> [TASK BRIEF] Reproduce all records verbatim.

(Data excerpts)

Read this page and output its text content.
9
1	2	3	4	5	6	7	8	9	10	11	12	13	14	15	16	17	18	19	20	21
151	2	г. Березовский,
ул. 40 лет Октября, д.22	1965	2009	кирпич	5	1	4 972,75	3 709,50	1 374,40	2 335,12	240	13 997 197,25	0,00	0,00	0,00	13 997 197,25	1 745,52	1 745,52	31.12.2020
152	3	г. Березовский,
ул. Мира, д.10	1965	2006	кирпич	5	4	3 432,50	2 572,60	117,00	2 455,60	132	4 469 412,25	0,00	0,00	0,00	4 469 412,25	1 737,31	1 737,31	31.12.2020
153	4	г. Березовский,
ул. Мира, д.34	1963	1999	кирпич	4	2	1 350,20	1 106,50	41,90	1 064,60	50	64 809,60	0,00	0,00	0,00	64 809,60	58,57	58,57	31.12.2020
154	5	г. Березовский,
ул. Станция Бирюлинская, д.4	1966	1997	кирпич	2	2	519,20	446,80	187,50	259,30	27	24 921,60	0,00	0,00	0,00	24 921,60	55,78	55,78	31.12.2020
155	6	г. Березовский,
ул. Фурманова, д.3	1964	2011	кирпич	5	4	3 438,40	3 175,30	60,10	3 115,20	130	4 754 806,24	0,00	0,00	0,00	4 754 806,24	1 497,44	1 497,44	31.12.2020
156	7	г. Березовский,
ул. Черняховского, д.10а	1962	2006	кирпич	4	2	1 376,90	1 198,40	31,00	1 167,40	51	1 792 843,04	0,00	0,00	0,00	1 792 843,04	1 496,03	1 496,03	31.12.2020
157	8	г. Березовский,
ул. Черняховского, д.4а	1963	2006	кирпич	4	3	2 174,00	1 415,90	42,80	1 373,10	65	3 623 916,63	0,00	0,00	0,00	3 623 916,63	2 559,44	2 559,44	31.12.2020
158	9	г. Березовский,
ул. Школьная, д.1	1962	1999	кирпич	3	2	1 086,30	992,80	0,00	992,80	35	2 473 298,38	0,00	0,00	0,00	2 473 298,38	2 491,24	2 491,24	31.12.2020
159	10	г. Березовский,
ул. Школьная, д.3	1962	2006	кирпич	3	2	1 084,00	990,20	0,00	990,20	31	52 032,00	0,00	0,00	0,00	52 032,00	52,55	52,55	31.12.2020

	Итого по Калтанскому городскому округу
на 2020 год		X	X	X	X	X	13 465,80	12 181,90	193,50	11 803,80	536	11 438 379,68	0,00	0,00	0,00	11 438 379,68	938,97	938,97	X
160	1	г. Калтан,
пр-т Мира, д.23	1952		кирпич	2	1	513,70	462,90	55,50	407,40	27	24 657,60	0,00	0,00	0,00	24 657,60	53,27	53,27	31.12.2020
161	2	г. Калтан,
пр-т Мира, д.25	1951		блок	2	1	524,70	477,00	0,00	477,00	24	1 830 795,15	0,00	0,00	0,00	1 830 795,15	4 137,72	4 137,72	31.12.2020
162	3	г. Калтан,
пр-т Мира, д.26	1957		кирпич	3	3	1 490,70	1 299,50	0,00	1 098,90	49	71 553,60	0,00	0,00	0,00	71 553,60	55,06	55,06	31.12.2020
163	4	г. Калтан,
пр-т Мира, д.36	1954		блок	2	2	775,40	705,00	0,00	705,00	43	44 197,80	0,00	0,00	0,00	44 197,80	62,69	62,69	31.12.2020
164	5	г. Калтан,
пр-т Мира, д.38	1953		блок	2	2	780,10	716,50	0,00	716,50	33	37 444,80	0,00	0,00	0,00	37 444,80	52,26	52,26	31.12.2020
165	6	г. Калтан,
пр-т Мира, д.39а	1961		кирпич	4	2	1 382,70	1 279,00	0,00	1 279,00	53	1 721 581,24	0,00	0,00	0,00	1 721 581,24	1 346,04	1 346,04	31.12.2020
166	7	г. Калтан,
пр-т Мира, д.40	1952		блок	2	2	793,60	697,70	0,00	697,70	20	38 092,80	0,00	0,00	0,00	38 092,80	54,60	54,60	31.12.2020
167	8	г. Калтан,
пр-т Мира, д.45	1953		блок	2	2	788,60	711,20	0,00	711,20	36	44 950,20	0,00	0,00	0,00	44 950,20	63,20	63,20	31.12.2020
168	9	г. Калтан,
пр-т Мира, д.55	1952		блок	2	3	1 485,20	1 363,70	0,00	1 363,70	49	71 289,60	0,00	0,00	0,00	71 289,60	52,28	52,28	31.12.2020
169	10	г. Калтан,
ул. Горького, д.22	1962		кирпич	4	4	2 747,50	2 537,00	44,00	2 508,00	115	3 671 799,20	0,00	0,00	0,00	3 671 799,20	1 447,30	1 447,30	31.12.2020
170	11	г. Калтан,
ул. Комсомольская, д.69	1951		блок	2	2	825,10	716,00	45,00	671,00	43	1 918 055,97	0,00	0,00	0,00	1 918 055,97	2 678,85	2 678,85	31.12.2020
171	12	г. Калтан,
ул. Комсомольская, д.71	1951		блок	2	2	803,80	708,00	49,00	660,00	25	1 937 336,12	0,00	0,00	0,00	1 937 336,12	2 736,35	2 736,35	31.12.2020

> [EXERCISE OUTPUT]
Read this page and output its text content.
9
1	2	3	4	5	6	7	8	9	10	11	12	13	14	15	16	17	18	19	20	21
151	2	г. Березовский,
ул. 40 лет Октября, д.22	1965	2009	кирпич	5	1	4 972,75	3 709,50	1 374,40	2 335,12	240	13 997 197,25	0,00	0,00	0,00	13 997 197,25	1 745,52	1 745,52	31.12.2020
152	3	г. Березовский,
ул. Мира, д.10	1965	2006	кирпич	5	4	3 432,50	2 572,60	117,00	2 455,60	132	4 469 412,25	0,00	0,00	0,00	4 469 412,25	1 737,31	1 737,31	31.12.2020
153	4	г. Березовский,
ул. Мира, д.34	1963	1999	кирпич	4	2	1 350,20	1 106,50	41,90	1 064,60	50	64 809,60	0,00	0,00	0,00	64 809,60	58,57	58,57	31.12.2020
154	5	г. Березовский,
ул. Станция Бирюлинская, д.4	1966	1997	кирпич	2	2	519,20	446,80	187,50	259,30	27	24 921,60	0,00	0,00	0,00	24 921,60	55,78	55,78	31.12.2020
155	6	г. Березовский,
ул. Фурманова, д.3	1964	2011	кирпич	5	4	3 438,40	3 175,30	60,10	3 115,20	130	4 754 806,24	0,00	0,00	0,00	4 754 806,24	1 497,44	1 497,44	31.12.2020
156	7	г. Березовский,
ул. Черняховского, д.10а	1962	2006	кирпич	4	2	1 376,90	1 198,40	31,00	1 167,40	51	1 792 843,04	0,00	0,00	0,00	1 792 843,04	1 496,03	1 496,03	31.12.2020
157	8	г. Березовский,
ул. Черняховского, д.4а	1963	2006	кирпич	4	3	2 174,00	1 415,90	42,80	1 373,10	65	3 623 916,63	0,00	0,00	0,00	3 623 916,63	2 559,44	2 559,44	31.12.2020
158	9	г. Березовский,
ул. Школьная, д.1	1962	1999	кирпич	3	2	1 086,30	992,80	0,00	992,80	35	2 473 298,38	0,00	0,00	0,00	2 473 298,38	2 491,24	2 491,24	31.12.2020
159	10	г. Березовский,
ул. Школьная, д.3	1962	2006	кирпич	3	2	1 084,00	990,20	0,00	990,20	31	52 032,00	0,00	0,00	0,00	52 032,00	52,55	52,55	31.12.2020

	Итого по Калтанскому городскому округу
на 2020 год		X	X	X	X	X	13 465,80	12 181,90	193,50	11 803,80	536	11 438 379,68	0,00	0,00	0,00	11 438 379,68	938,97	938,97	X
160	1	г. Калтан,
пр-т Мира, д.23	1952		кирпич	2	1	513,70	462,90	55,50	407,40	27	24 657,60	0,00	0,00	0,00	24 657,60	53,27	53,27	31.12.2020
161	2	г. Калтан,
пр-т Мира, д.25	1951		блок	2	1	524,70	477,00	0,00	477,00	24	1 830 795,15	0,00	0,00	0,00	1 830 795,15	4 137,72	4 137,72	31.12.2020
162	3	г. Калтан,
пр-т Мира, д.26	1957		кирпич	3	3	1 490,70	1 299,50	0,00	1 098,90	49	71 553,60	0,00	0,00	0,00	71 553,60	55,06	55,06	31.12.2020
163	4	г. Калтан,
пр-т Мира, д.36	1954		блок	2	2	775,40	705,00	0,00	705,00	43	44 197,80	0,00	0,00	0,00	44 197,80	62,69	62,69	31.12.2020
164	5	г. Калтан,
пр-т Мира, д.38	1953		блок	2	2	780,10	716,50	0,00	716,50	33	37 444,80	0,00	0,00	0,00	37 444,80	52,26	52,26	31.12.2020
165	6	г. Калтан,
пр-т Мира, д.39а	1961		кирпич	4	2	1 382,70	1 279,00	0,00	1 279,00	53	1 721 581,24	0,00	0,00	0,00	1 721 581,24	1 346,04	1 346,04	31.12.2020
166	7	г. Калтан,
пр-т Мира, д.40	1952		блок	2	2	793,60	697,70	0,00	697,70	20	38 092,80	0,00	0,00	0,00	38 092,80	54,60	54,60	31.12.2020
167	8	г. Калтан,
пр-т Мира, д.45	1953		блок	2	2	788,60	711,20	0,00	711,20	36	44 950,20	0,00	0,00	0,00	44 950,20	63,20	63,20	31.12.2020
168	9	г. Калтан,
пр-т Мира, д.55	1952		блок	2	3	1 485,20	1 363,70	0,00	1 363,70	49	71 289,60	0,00	0,00	0,00	71 289,60	52,28	52,28	31.12.2020
169	10	г. Калтан,
ул. Горького, д.22	1962		кирпич	4	4	2 747,50	2 537,00	44,00	2 508,00	115	3 671 799,20	0,00	0,00	0,00	3 671 799,20	1 447,30	1 447,30	31.12.2020
170	11	г. Калтан,
ул. Комсомольская, д.69	1951		блок	2	2	825,10	716,00	45,00	671,00	43	1 918 055,97	0,00	0,00	0,00	1 918 055,97	2 678,85	2 678,85	31.12.2020
171	12	г. Калтан,
ул. Комсомольская, д.71	1951		блок	2	2	803,80	708,00	49,00	660,00	25	1 937 336,12	0,00	0,00	0,00	1 937 336,12	2 736,35	2 736,35	31.12.2020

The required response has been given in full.